- Problem to work on -
Everything in the listing except the pictures should be written out exactly.

- Data extract -

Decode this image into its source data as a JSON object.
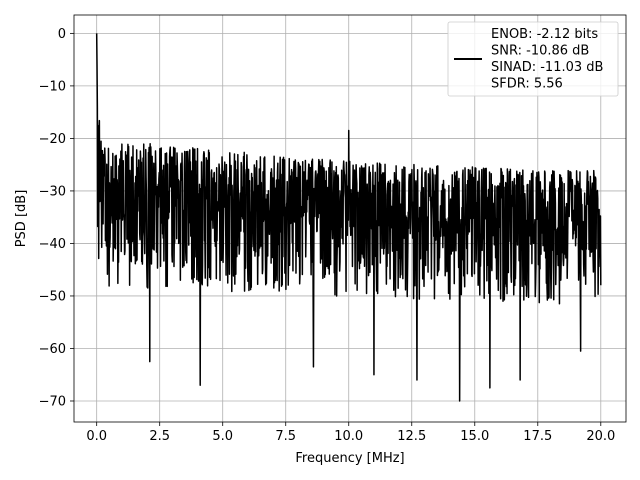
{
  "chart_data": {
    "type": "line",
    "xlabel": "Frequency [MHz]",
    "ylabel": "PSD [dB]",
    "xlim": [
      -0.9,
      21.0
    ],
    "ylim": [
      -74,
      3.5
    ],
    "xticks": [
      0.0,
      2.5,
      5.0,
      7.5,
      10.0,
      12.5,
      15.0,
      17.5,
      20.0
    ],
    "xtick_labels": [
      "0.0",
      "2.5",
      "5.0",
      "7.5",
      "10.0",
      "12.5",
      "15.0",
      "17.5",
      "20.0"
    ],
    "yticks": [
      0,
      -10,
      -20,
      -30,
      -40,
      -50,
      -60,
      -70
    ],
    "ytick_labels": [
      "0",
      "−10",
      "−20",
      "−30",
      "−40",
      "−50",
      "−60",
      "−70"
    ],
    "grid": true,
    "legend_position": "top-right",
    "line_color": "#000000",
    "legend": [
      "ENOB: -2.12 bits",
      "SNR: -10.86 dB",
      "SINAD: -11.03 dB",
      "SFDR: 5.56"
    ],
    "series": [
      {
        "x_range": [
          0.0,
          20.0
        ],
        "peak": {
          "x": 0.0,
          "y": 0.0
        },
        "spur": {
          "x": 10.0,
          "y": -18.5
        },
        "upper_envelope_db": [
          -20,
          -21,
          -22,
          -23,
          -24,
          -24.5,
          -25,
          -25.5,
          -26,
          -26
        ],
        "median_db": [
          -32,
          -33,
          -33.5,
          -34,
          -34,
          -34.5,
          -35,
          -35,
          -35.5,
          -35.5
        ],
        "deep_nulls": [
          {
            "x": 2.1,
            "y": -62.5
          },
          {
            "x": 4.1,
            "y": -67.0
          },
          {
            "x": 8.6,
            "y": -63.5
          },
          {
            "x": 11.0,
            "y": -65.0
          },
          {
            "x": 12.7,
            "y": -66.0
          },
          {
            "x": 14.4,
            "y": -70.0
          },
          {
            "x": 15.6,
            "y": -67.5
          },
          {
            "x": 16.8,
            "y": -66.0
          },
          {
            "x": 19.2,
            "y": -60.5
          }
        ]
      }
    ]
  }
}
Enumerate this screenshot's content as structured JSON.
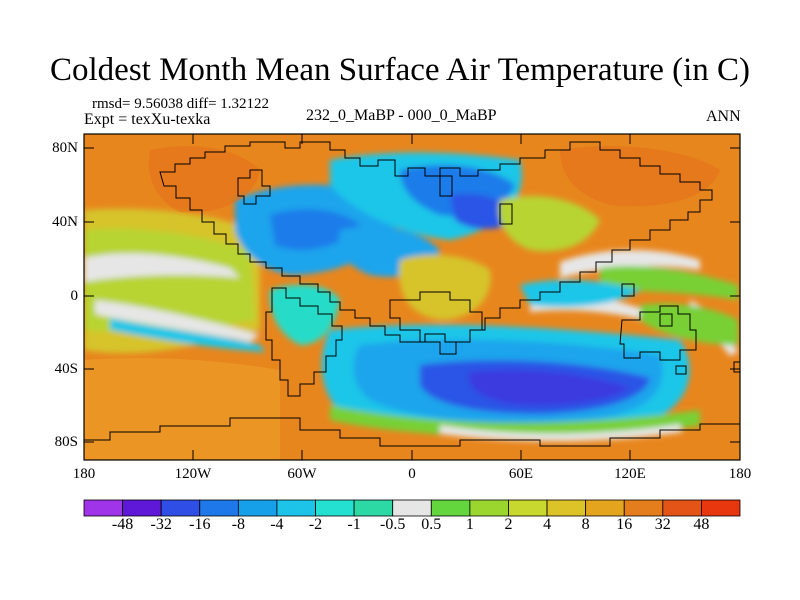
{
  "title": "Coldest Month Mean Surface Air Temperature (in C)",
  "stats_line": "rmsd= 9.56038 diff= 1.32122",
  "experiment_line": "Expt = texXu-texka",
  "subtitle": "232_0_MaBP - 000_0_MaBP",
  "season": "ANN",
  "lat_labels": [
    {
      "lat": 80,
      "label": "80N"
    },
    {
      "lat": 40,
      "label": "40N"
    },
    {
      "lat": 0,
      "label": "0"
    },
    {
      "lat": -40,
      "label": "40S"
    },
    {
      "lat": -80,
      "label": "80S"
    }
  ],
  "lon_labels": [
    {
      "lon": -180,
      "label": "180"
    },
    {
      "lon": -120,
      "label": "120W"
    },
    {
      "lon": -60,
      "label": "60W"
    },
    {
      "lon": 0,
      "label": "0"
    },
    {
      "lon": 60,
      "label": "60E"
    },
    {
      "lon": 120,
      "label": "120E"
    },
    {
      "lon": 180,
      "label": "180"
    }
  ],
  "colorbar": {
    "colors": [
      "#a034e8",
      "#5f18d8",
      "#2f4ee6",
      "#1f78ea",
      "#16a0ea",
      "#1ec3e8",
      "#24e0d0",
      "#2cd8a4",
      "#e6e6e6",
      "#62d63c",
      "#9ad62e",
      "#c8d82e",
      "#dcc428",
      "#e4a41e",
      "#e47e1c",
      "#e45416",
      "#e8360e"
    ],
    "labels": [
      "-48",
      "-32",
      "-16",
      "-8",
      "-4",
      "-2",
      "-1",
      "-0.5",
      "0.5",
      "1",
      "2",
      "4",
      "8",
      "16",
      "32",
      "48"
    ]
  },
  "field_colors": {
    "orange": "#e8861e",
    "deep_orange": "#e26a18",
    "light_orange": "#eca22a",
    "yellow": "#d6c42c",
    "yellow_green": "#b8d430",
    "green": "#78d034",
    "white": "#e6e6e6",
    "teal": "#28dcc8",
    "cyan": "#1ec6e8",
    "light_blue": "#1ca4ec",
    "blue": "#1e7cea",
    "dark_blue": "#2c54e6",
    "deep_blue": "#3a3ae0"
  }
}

- Answer to this task -
Decode this image into its source data as a JSON object.
{
  "chart_data": {
    "type": "line",
    "xlabel": "Frequency [MHz]",
    "ylabel": "PSD [dB]",
    "xlim": [
      -0.9,
      21.0
    ],
    "ylim": [
      -74,
      3.5
    ],
    "xticks": [
      0.0,
      2.5,
      5.0,
      7.5,
      10.0,
      12.5,
      15.0,
      17.5,
      20.0
    ],
    "xtick_labels": [
      "0.0",
      "2.5",
      "5.0",
      "7.5",
      "10.0",
      "12.5",
      "15.0",
      "17.5",
      "20.0"
    ],
    "yticks": [
      0,
      -10,
      -20,
      -30,
      -40,
      -50,
      -60,
      -70
    ],
    "ytick_labels": [
      "0",
      "−10",
      "−20",
      "−30",
      "−40",
      "−50",
      "−60",
      "−70"
    ],
    "grid": true,
    "legend_position": "top-right",
    "line_color": "#000000",
    "legend": [
      "ENOB: -2.12 bits",
      "SNR: -10.86 dB",
      "SINAD: -11.03 dB",
      "SFDR: 5.56"
    ],
    "series": [
      {
        "x_range": [
          0.0,
          20.0
        ],
        "peak": {
          "x": 0.0,
          "y": 0.0
        },
        "spur": {
          "x": 10.0,
          "y": -18.5
        },
        "upper_envelope_db": [
          -20,
          -21,
          -22,
          -23,
          -24,
          -24.5,
          -25,
          -25.5,
          -26,
          -26
        ],
        "median_db": [
          -32,
          -33,
          -33.5,
          -34,
          -34,
          -34.5,
          -35,
          -35,
          -35.5,
          -35.5
        ],
        "deep_nulls": [
          {
            "x": 2.1,
            "y": -62.5
          },
          {
            "x": 4.1,
            "y": -67.0
          },
          {
            "x": 8.6,
            "y": -63.5
          },
          {
            "x": 11.0,
            "y": -65.0
          },
          {
            "x": 12.7,
            "y": -66.0
          },
          {
            "x": 14.4,
            "y": -70.0
          },
          {
            "x": 15.6,
            "y": -67.5
          },
          {
            "x": 16.8,
            "y": -66.0
          },
          {
            "x": 19.2,
            "y": -60.5
          }
        ]
      }
    ]
  }
}
Enumerate this screenshot's content as structured JSON.
{
  "title": "Coldest Month Mean Surface Air Temperature (in C)",
  "stats_line": "rmsd= 9.56038 diff= 1.32122",
  "experiment_line": "Expt = texXu-texka",
  "subtitle": "232_0_MaBP - 000_0_MaBP",
  "season": "ANN",
  "lat_labels": [
    {
      "lat": 80,
      "label": "80N"
    },
    {
      "lat": 40,
      "label": "40N"
    },
    {
      "lat": 0,
      "label": "0"
    },
    {
      "lat": -40,
      "label": "40S"
    },
    {
      "lat": -80,
      "label": "80S"
    }
  ],
  "lon_labels": [
    {
      "lon": -180,
      "label": "180"
    },
    {
      "lon": -120,
      "label": "120W"
    },
    {
      "lon": -60,
      "label": "60W"
    },
    {
      "lon": 0,
      "label": "0"
    },
    {
      "lon": 60,
      "label": "60E"
    },
    {
      "lon": 120,
      "label": "120E"
    },
    {
      "lon": 180,
      "label": "180"
    }
  ],
  "colorbar": {
    "colors": [
      "#a034e8",
      "#5f18d8",
      "#2f4ee6",
      "#1f78ea",
      "#16a0ea",
      "#1ec3e8",
      "#24e0d0",
      "#2cd8a4",
      "#e6e6e6",
      "#62d63c",
      "#9ad62e",
      "#c8d82e",
      "#dcc428",
      "#e4a41e",
      "#e47e1c",
      "#e45416",
      "#e8360e"
    ],
    "labels": [
      "-48",
      "-32",
      "-16",
      "-8",
      "-4",
      "-2",
      "-1",
      "-0.5",
      "0.5",
      "1",
      "2",
      "4",
      "8",
      "16",
      "32",
      "48"
    ]
  },
  "field_colors": {
    "orange": "#e8861e",
    "deep_orange": "#e26a18",
    "light_orange": "#eca22a",
    "yellow": "#d6c42c",
    "yellow_green": "#b8d430",
    "green": "#78d034",
    "white": "#e6e6e6",
    "teal": "#28dcc8",
    "cyan": "#1ec6e8",
    "light_blue": "#1ca4ec",
    "blue": "#1e7cea",
    "dark_blue": "#2c54e6",
    "deep_blue": "#3a3ae0"
  }
}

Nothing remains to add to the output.